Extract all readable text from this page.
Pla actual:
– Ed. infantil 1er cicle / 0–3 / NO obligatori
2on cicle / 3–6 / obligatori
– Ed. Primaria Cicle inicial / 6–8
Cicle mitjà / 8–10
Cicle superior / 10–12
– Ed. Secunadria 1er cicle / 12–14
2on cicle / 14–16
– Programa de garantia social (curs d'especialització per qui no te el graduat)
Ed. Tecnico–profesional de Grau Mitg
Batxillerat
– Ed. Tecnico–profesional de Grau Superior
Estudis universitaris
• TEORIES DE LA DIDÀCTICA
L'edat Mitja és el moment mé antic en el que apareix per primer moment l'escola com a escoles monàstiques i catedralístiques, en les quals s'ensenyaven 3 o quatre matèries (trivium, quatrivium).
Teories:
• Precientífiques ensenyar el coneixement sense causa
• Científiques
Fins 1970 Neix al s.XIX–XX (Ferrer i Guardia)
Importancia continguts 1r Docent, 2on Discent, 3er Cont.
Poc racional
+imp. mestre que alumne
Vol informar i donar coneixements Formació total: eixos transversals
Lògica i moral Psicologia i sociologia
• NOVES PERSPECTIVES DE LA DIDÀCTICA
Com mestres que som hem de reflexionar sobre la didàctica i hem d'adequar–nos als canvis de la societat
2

## Task
Word for word, quote all of the data above.

## Exercise answer
Extract all readable text from this page.
Pla actual:
– Ed. infantil 1er cicle / 0–3 / NO obligatori
2on cicle / 3–6 / obligatori
– Ed. Primaria Cicle inicial / 6–8
Cicle mitjà / 8–10
Cicle superior / 10–12
– Ed. Secunadria 1er cicle / 12–14
2on cicle / 14–16
– Programa de garantia social (curs d'especialització per qui no te el graduat)
Ed. Tecnico–profesional de Grau Mitg
Batxillerat
– Ed. Tecnico–profesional de Grau Superior
Estudis universitaris
• TEORIES DE LA DIDÀCTICA
L'edat Mitja és el moment mé antic en el que apareix per primer moment l'escola com a escoles monàstiques i catedralístiques, en les quals s'ensenyaven 3 o quatre matèries (trivium, quatrivium).
Teories:
• Precientífiques ensenyar el coneixement sense causa
• Científiques
Fins 1970 Neix al s.XIX–XX (Ferrer i Guardia)
Importancia continguts 1r Docent, 2on Discent, 3er Cont.
Poc racional
+imp. mestre que alumne
Vol informar i donar coneixements Formació total: eixos transversals
Lògica i moral Psicologia i sociologia
• NOVES PERSPECTIVES DE LA DIDÀCTICA
Com mestres que som hem de reflexionar sobre la didàctica i hem d'adequar–nos als canvis de la societat
2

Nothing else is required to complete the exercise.